Data entries

══════

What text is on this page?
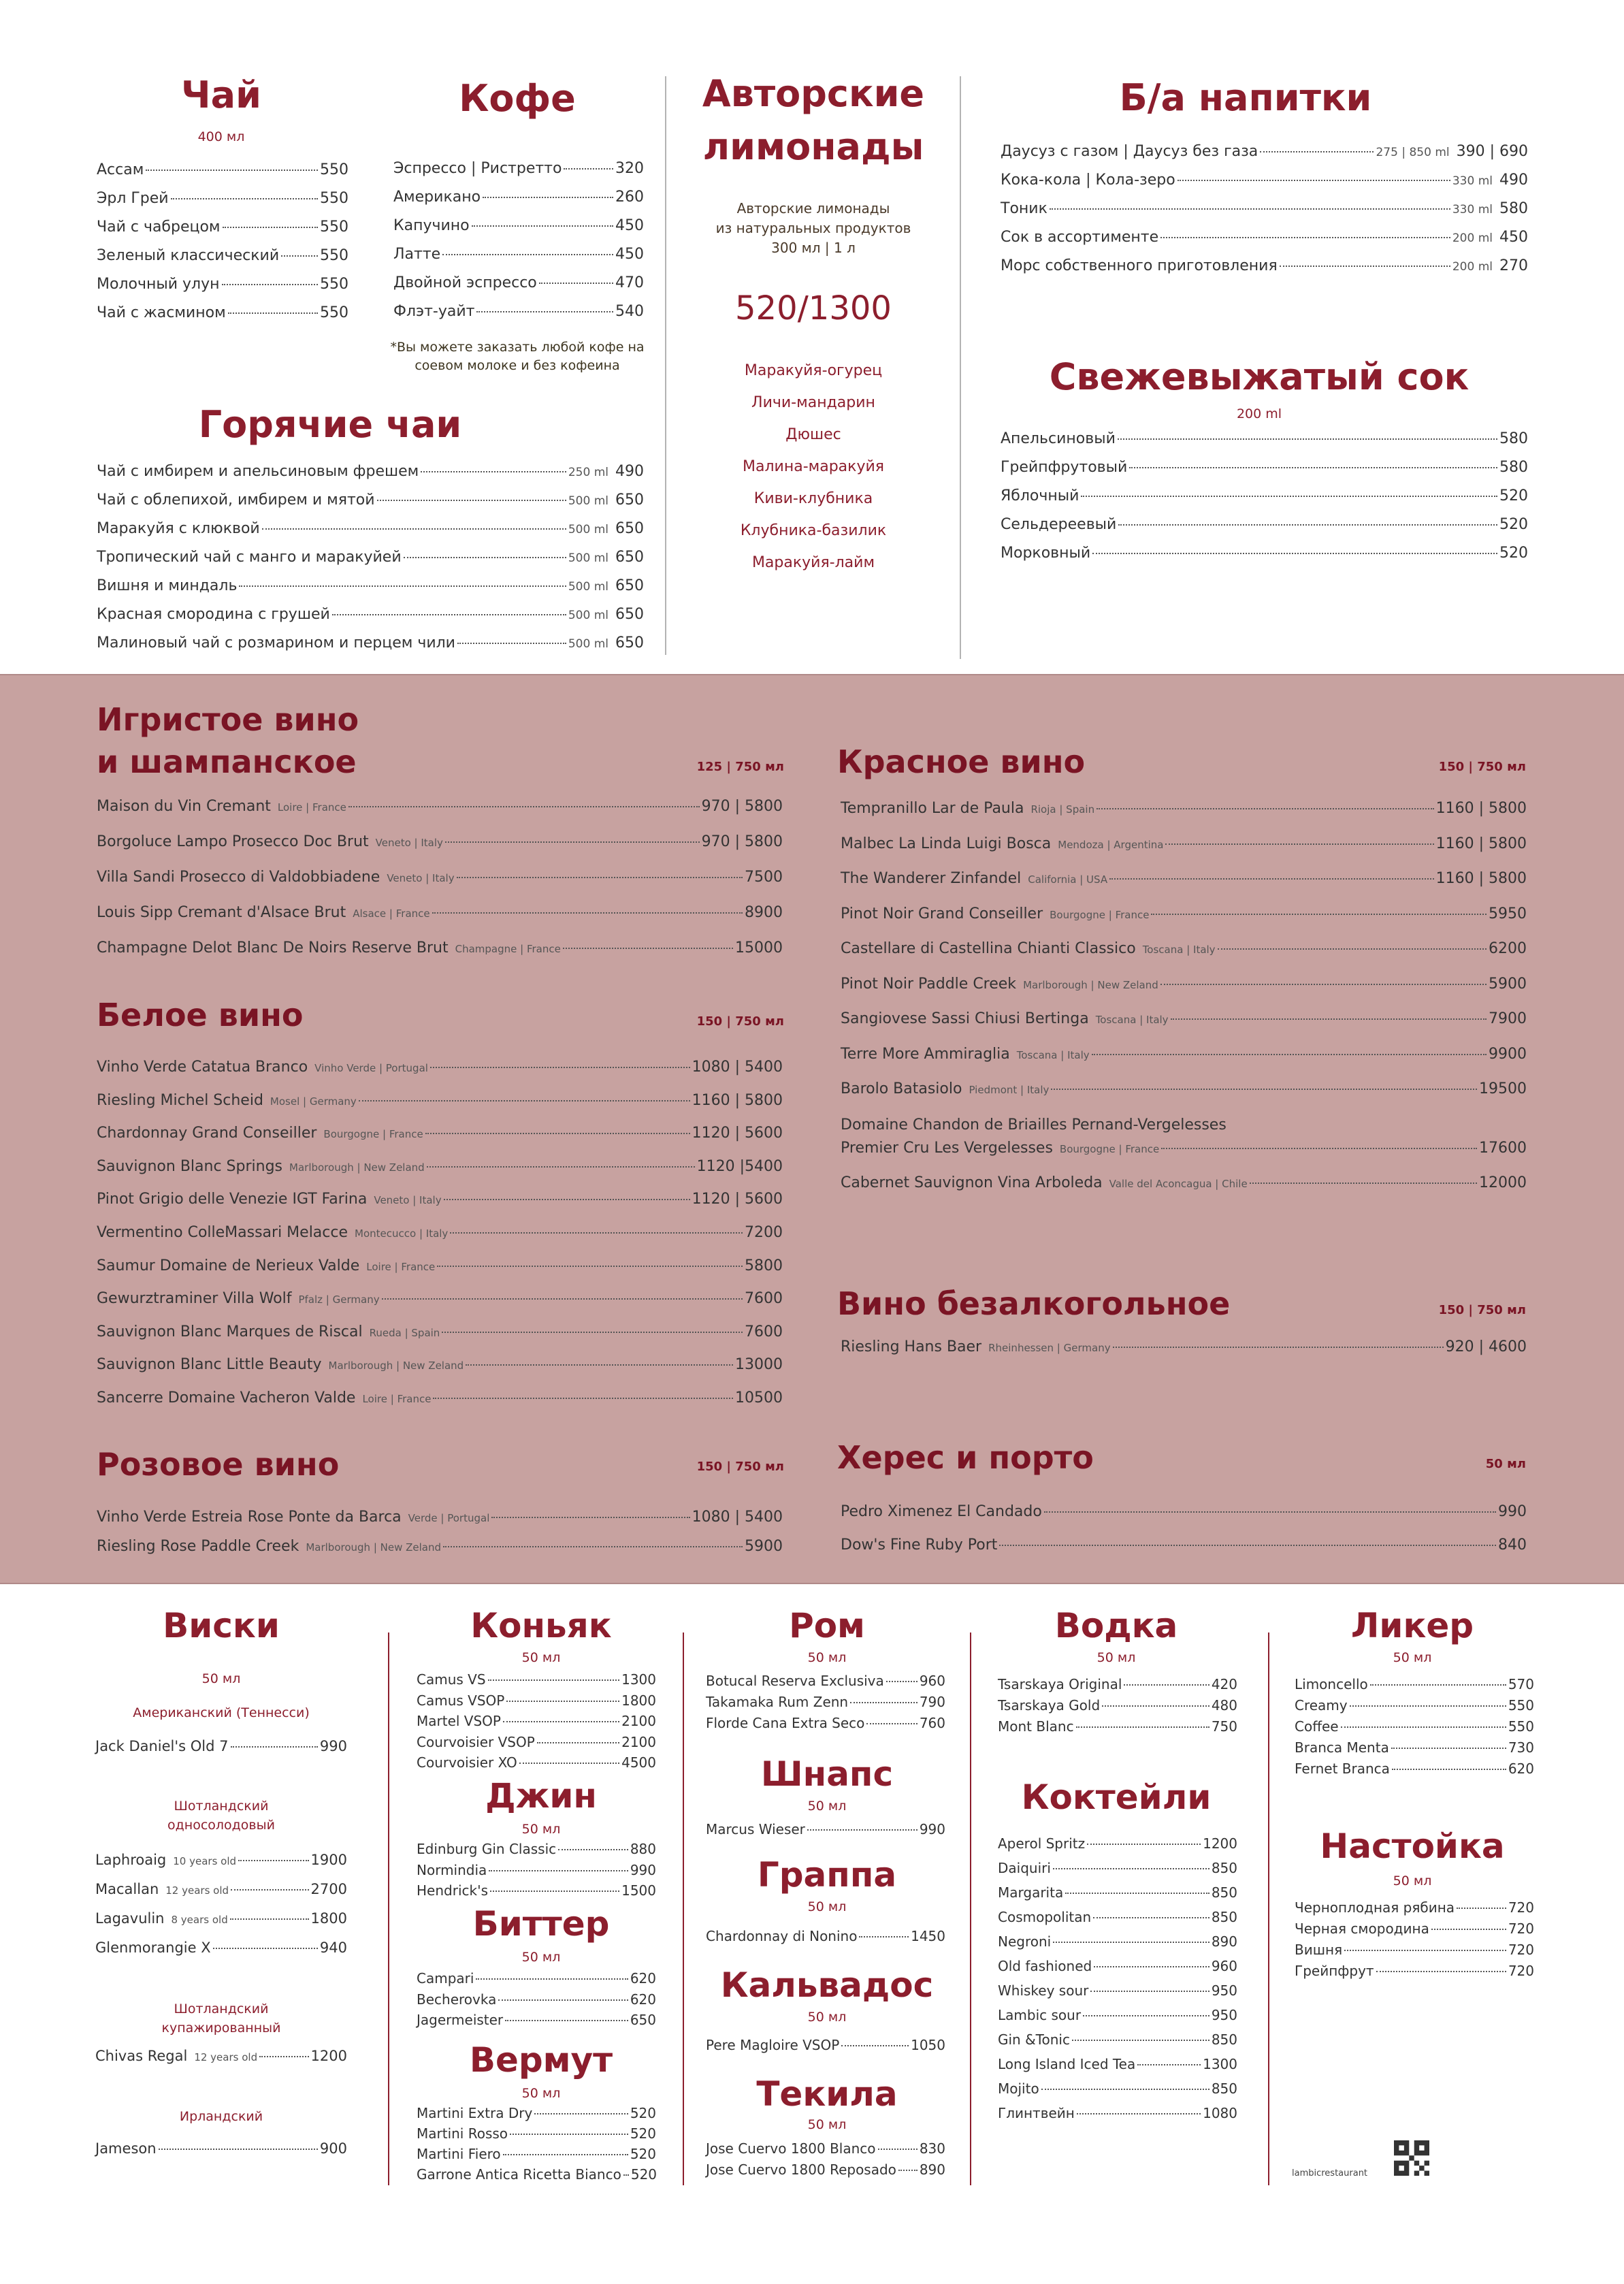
Чай
400 мл
Ассам	550
Эрл Грей	550
Чай с чабрецом	550
Зеленый классический	550
Молочный улун	550
Чай с жасмином	550
Кофе
Эспрессо | Ристретто	320
Американо	260
Капучино	450
Латте	450
Двойной эспрессо	470
Флэт-уайт	540
*Вы можете заказать любой кофе на соевом молоке и без кофеина
Горячие чаи
Чай с имбирем и апельсиновым фрешем	250 ml 490
Чай с облепихой, имбирем и мятой	500 ml 650
Маракуйя с клюквой	500 ml 650
Тропический чай с манго и маракуйей	500 ml 650
Вишня и миндаль	500 ml 650
Красная смородина с грушей	500 ml 650
Малиновый чай с розмарином и перцем чили	500 ml 650
Авторские
лимонады
Авторские лимонады
из натуральных продуктов
300 мл | 1 л
520/1300
Маракуйя-огурец
Личи-мандарин
Дюшес
Малина-маракуйя
Киви-клубника
Клубника-базилик
Маракуйя-лайм
Б/а напитки
Даусуз с газом | Даусуз без газа	275 | 850 ml 390 | 690
Кока-кола | Кола-зеро	330 ml 490
Тоник	330 ml 580
Сок в ассортименте	200 ml 450
Морс собственного приготовления	200 ml 270
Свежевыжатый сок
200 ml
Апельсиновый	580
Грейпфрутовый	580
Яблочный	520
Сельдереевый	520
Морковный	520
Игристое вино
и шампанское	125 | 750 мл
Maison du Vin Cremant Loire | France	970 | 5800
Borgoluce Lampo Prosecco Doc Brut Veneto | Italy	970 | 5800
Villa Sandi Prosecco di Valdobbiadene Veneto | Italy	7500
Louis Sipp Cremant d'Alsace Brut Alsace | France	8900
Champagne Delot Blanc De Noirs Reserve Brut Champagne | France	15000
Белое вино	150 | 750 мл
Vinho Verde Catatua Branco Vinho Verde | Portugal	1080 | 5400
Riesling Michel Scheid Mosel | Germany	1160 | 5800
Chardonnay Grand Conseiller Bourgogne | France	1120 | 5600
Sauvignon Blanc Springs Marlborough | New Zeland	1120 |5400
Pinot Grigio delle Venezie IGT Farina Veneto | Italy	1120 | 5600
Vermentino ColleMassari Melacce Montecucco | Italy	7200
Saumur Domaine de Nerieux Valde Loire | France	5800
Gewurztraminer Villa Wolf Pfalz | Germany	7600
Sauvignon Blanc Marques de Riscal Rueda | Spain	7600
Sauvignon Blanc Little Beauty Marlborough | New Zeland	13000
Sancerre Domaine Vacheron Valde Loire | France	10500
Розовое вино	150 | 750 мл
Vinho Verde Estreia Rose Ponte da Barca Verde | Portugal	1080 | 5400
Riesling Rose Paddle Creek Marlborough | New Zeland	5900
Красное вино	150 | 750 мл
Tempranillo Lar de Paula Rioja | Spain	1160 | 5800
Malbec La Linda Luigi Bosca Mendoza | Argentina	1160 | 5800
The Wanderer Zinfandel California | USA	1160 | 5800
Pinot Noir Grand Conseiller Bourgogne | France	5950
Castellare di Castellina Chianti Classico Toscana | Italy	6200
Pinot Noir Paddle Creek Marlborough | New Zeland	5900
Sangiovese Sassi Chiusi Bertinga Toscana | Italy	7900
Terre More Ammiraglia Toscana | Italy	9900
Barolo Batasiolo Piedmont | Italy	19500
Domaine Chandon de Briailles Pernand-Vergelesses
Premier Cru Les Vergelesses Bourgogne | France	17600
Cabernet Sauvignon Vina Arboleda Valle del Aconcagua | Chile	12000
Вино безалкогольное	150 | 750 мл
Riesling Hans Baer Rheinhessen | Germany	920 | 4600
Херес и порто	50 мл
Pedro Ximenez El Candado	990
Dow's Fine Ruby Port	840
Виски
50 мл
Американский (Теннесси)
Jack Daniel's Old 7	990
Шотландский
односолодовый
Laphroaig 10 years old	1900
Macallan 12 years old	2700
Lagavulin 8 years old	1800
Glenmorangie X	940
Шотландский
купажированный
Chivas Regal 12 years old	1200
Ирландский
Jameson	900
Коньяк
50 мл
Camus VS	1300
Camus VSOP	1800
Martel VSOP	2100
Courvoisier VSOP	2100
Courvoisier XO	4500
Джин
50 мл
Edinburg Gin Classic	880
Normindia	990
Hendrick's	1500
Биттер
50 мл
Campari	620
Becherovka	620
Jagermeister	650
Вермут
50 мл
Martini Extra Dry	520
Martini Rosso	520
Martini Fiero	520
Garrone Antica Ricetta Bianco 520
Ром
50 мл
Botucal Reserva Exclusiva	960
Takamaka Rum Zenn	790
Florde Cana Extra Seco	760
Шнапс
50 мл
Marcus Wieser	990
Граппа
50 мл
Chardonnay di Nonino	1450
Кальвадос
50 мл
Pere Magloire VSOP	1050
Текила
50 мл
Jose Cuervo 1800 Blanco	830
Jose Cuervo 1800 Reposado 890
Водка
50 мл
Tsarskaya Original	420
Tsarskaya Gold	480
Mont Blanc	750
Коктейли
Aperol Spritz	1200
Daiquiri	850
Margarita	850
Cosmopolitan	850
Negroni	890
Old fashioned	960
Whiskey sour	950
Lambic sour	950
Gin &Tonic	850
Long Island Iced Tea	1300
Mojito	850
Глинтвейн	1080
Ликер
50 мл
Limoncello	570
Creamy	550
Coffee	550
Branca Menta	730
Fernet Branca	620
Настойка
50 мл
Черноплодная рябина	720
Черная смородина	720
Вишня	720
Грейпфрут	720
lambicrestaurant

══════

## What needs to be done:
Repeat the lines above exactly, and keep every picture out.

## Answer for the task:
What text is on this page?
Чай
400 мл
Ассам	550
Эрл Грей	550
Чай с чабрецом	550
Зеленый классический	550
Молочный улун	550
Чай с жасмином	550
Кофе
Эспрессо | Ристретто	320
Американо	260
Капучино	450
Латте	450
Двойной эспрессо	470
Флэт-уайт	540
*Вы можете заказать любой кофе на соевом молоке и без кофеина
Горячие чаи
Чай с имбирем и апельсиновым фрешем	250 ml 490
Чай с облепихой, имбирем и мятой	500 ml 650
Маракуйя с клюквой	500 ml 650
Тропический чай с манго и маракуйей	500 ml 650
Вишня и миндаль	500 ml 650
Красная смородина с грушей	500 ml 650
Малиновый чай с розмарином и перцем чили	500 ml 650
Авторские
лимонады
Авторские лимонады
из натуральных продуктов
300 мл | 1 л
520/1300
Маракуйя-огурец
Личи-мандарин
Дюшес
Малина-маракуйя
Киви-клубника
Клубника-базилик
Маракуйя-лайм
Б/а напитки
Даусуз с газом | Даусуз без газа	275 | 850 ml 390 | 690
Кока-кола | Кола-зеро	330 ml 490
Тоник	330 ml 580
Сок в ассортименте	200 ml 450
Морс собственного приготовления	200 ml 270
Свежевыжатый сок
200 ml
Апельсиновый	580
Грейпфрутовый	580
Яблочный	520
Сельдереевый	520
Морковный	520
Игристое вино
и шампанское	125 | 750 мл
Maison du Vin Cremant Loire | France	970 | 5800
Borgoluce Lampo Prosecco Doc Brut Veneto | Italy	970 | 5800
Villa Sandi Prosecco di Valdobbiadene Veneto | Italy	7500
Louis Sipp Cremant d'Alsace Brut Alsace | France	8900
Champagne Delot Blanc De Noirs Reserve Brut Champagne | France	15000
Белое вино	150 | 750 мл
Vinho Verde Catatua Branco Vinho Verde | Portugal	1080 | 5400
Riesling Michel Scheid Mosel | Germany	1160 | 5800
Chardonnay Grand Conseiller Bourgogne | France	1120 | 5600
Sauvignon Blanc Springs Marlborough | New Zeland	1120 |5400
Pinot Grigio delle Venezie IGT Farina Veneto | Italy	1120 | 5600
Vermentino ColleMassari Melacce Montecucco | Italy	7200
Saumur Domaine de Nerieux Valde Loire | France	5800
Gewurztraminer Villa Wolf Pfalz | Germany	7600
Sauvignon Blanc Marques de Riscal Rueda | Spain	7600
Sauvignon Blanc Little Beauty Marlborough | New Zeland	13000
Sancerre Domaine Vacheron Valde Loire | France	10500
Розовое вино	150 | 750 мл
Vinho Verde Estreia Rose Ponte da Barca Verde | Portugal	1080 | 5400
Riesling Rose Paddle Creek Marlborough | New Zeland	5900
Красное вино	150 | 750 мл
Tempranillo Lar de Paula Rioja | Spain	1160 | 5800
Malbec La Linda Luigi Bosca Mendoza | Argentina	1160 | 5800
The Wanderer Zinfandel California | USA	1160 | 5800
Pinot Noir Grand Conseiller Bourgogne | France	5950
Castellare di Castellina Chianti Classico Toscana | Italy	6200
Pinot Noir Paddle Creek Marlborough | New Zeland	5900
Sangiovese Sassi Chiusi Bertinga Toscana | Italy	7900
Terre More Ammiraglia Toscana | Italy	9900
Barolo Batasiolo Piedmont | Italy	19500
Domaine Chandon de Briailles Pernand-Vergelesses
Premier Cru Les Vergelesses Bourgogne | France	17600
Cabernet Sauvignon Vina Arboleda Valle del Aconcagua | Chile	12000
Вино безалкогольное	150 | 750 мл
Riesling Hans Baer Rheinhessen | Germany	920 | 4600
Херес и порто	50 мл
Pedro Ximenez El Candado	990
Dow's Fine Ruby Port	840
Виски
50 мл
Американский (Теннесси)
Jack Daniel's Old 7	990
Шотландский
односолодовый
Laphroaig 10 years old	1900
Macallan 12 years old	2700
Lagavulin 8 years old	1800
Glenmorangie X	940
Шотландский
купажированный
Chivas Regal 12 years old	1200
Ирландский
Jameson	900
Коньяк
50 мл
Camus VS	1300
Camus VSOP	1800
Martel VSOP	2100
Courvoisier VSOP	2100
Courvoisier XO	4500
Джин
50 мл
Edinburg Gin Classic	880
Normindia	990
Hendrick's	1500
Биттер
50 мл
Campari	620
Becherovka	620
Jagermeister	650
Вермут
50 мл
Martini Extra Dry	520
Martini Rosso	520
Martini Fiero	520
Garrone Antica Ricetta Bianco 520
Ром
50 мл
Botucal Reserva Exclusiva	960
Takamaka Rum Zenn	790
Florde Cana Extra Seco	760
Шнапс
50 мл
Marcus Wieser	990
Граппа
50 мл
Chardonnay di Nonino	1450
Кальвадос
50 мл
Pere Magloire VSOP	1050
Текила
50 мл
Jose Cuervo 1800 Blanco	830
Jose Cuervo 1800 Reposado 890
Водка
50 мл
Tsarskaya Original	420
Tsarskaya Gold	480
Mont Blanc	750
Коктейли
Aperol Spritz	1200
Daiquiri	850
Margarita	850
Cosmopolitan	850
Negroni	890
Old fashioned	960
Whiskey sour	950
Lambic sour	950
Gin &Tonic	850
Long Island Iced Tea	1300
Mojito	850
Глинтвейн	1080
Ликер
50 мл
Limoncello	570
Creamy	550
Coffee	550
Branca Menta	730
Fernet Branca	620
Настойка
50 мл
Черноплодная рябина	720
Черная смородина	720
Вишня	720
Грейпфрут	720
lambicrestaurant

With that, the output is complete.